(Entries taken from a collection)
────────

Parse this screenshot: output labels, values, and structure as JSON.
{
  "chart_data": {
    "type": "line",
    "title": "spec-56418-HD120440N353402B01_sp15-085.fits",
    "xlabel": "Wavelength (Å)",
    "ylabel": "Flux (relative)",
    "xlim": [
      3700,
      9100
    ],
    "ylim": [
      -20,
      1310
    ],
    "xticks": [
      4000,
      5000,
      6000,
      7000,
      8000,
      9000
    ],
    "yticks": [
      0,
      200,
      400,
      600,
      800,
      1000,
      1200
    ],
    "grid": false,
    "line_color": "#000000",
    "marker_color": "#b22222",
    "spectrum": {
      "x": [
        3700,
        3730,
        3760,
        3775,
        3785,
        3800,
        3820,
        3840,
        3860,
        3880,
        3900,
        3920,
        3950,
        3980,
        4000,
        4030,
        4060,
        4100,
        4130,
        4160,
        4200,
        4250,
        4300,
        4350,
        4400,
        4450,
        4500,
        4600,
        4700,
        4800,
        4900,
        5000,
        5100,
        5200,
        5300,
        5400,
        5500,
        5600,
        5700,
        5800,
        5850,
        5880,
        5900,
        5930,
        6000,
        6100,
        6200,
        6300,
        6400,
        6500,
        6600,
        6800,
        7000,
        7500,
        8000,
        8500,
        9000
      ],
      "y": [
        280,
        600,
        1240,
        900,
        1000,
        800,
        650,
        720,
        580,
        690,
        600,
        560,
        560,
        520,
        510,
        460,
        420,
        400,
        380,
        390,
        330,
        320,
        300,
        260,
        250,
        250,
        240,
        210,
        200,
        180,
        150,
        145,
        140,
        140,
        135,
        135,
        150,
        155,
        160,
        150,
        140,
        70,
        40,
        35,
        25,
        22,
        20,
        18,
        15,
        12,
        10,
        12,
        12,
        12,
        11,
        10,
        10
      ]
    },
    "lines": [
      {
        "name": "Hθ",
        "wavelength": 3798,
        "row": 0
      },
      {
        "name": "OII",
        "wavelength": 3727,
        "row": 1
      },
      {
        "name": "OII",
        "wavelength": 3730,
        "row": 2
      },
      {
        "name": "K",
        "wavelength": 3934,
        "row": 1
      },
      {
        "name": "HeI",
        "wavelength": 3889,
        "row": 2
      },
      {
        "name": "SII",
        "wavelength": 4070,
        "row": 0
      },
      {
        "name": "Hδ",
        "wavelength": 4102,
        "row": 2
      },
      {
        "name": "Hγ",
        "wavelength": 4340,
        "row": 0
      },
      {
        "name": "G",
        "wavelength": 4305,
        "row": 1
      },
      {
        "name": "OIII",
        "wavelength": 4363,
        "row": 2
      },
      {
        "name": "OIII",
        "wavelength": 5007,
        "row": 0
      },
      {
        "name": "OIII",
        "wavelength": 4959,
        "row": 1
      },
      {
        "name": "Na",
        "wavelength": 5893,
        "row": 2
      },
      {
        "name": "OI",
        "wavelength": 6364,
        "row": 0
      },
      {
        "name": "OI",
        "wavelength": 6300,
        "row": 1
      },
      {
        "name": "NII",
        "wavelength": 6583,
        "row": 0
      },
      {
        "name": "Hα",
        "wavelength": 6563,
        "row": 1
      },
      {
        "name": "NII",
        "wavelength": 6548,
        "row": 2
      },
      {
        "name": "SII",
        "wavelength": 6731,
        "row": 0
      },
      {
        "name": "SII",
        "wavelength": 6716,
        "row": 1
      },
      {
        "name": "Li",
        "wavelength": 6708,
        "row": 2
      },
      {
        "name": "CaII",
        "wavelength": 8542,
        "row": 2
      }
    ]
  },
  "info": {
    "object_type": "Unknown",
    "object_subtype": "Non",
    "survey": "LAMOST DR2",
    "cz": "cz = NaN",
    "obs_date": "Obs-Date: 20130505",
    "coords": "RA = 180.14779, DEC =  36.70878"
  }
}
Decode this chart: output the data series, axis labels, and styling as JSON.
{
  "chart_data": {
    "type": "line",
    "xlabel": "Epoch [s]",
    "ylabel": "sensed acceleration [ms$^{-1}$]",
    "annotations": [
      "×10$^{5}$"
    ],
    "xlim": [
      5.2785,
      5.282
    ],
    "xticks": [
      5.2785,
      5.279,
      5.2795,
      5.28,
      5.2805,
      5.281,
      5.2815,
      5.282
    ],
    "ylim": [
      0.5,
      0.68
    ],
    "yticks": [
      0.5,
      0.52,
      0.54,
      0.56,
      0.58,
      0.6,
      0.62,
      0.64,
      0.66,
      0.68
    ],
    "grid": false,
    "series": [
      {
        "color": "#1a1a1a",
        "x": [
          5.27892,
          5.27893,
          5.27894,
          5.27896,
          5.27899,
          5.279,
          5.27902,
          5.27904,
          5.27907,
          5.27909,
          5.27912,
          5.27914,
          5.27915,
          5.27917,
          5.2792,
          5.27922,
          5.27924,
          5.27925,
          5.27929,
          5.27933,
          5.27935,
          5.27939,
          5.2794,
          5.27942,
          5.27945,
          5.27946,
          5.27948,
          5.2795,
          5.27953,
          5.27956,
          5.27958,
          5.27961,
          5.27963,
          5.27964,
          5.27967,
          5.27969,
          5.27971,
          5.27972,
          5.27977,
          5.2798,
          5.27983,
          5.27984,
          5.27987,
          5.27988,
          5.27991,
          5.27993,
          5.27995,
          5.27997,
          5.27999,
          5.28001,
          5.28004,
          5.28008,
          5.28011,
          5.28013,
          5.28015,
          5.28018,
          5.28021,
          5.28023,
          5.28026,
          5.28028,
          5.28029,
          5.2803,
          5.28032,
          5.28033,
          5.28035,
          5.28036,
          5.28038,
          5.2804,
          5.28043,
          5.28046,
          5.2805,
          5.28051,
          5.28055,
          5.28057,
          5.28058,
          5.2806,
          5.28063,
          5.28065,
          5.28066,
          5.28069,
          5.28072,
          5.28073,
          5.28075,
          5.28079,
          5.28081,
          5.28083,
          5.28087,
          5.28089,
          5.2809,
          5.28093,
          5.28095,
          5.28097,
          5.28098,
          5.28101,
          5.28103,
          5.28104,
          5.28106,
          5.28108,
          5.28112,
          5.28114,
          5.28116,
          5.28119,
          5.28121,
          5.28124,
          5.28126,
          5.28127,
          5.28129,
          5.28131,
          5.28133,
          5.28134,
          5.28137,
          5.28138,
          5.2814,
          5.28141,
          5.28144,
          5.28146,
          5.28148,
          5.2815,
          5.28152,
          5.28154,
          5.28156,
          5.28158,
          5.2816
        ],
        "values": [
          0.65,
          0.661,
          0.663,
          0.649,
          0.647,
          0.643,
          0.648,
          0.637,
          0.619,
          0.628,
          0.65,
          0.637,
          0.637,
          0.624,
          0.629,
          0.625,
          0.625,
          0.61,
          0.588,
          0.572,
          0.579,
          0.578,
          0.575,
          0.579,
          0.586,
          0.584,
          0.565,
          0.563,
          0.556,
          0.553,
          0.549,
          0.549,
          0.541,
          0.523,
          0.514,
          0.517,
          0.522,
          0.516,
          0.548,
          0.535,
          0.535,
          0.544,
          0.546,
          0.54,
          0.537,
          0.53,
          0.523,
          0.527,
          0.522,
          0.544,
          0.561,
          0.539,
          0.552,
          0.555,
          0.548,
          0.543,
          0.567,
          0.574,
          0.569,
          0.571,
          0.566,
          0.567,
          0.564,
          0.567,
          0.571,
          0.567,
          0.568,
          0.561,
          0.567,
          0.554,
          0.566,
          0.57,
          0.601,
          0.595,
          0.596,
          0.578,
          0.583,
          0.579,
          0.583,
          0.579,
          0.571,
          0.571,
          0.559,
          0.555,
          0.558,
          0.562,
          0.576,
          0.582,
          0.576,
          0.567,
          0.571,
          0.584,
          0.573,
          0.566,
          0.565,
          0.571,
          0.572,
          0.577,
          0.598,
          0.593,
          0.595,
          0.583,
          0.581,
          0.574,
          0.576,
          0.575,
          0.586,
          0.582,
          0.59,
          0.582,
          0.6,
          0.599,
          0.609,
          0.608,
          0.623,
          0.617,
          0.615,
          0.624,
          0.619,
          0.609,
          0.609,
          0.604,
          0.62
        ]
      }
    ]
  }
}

────────

» AIM
From the listing, copy every line where the string "series" appears.

» COMPLETE OUTPUT
Decode this chart: output the data series, axis labels, and styling as JSON.
    "series": [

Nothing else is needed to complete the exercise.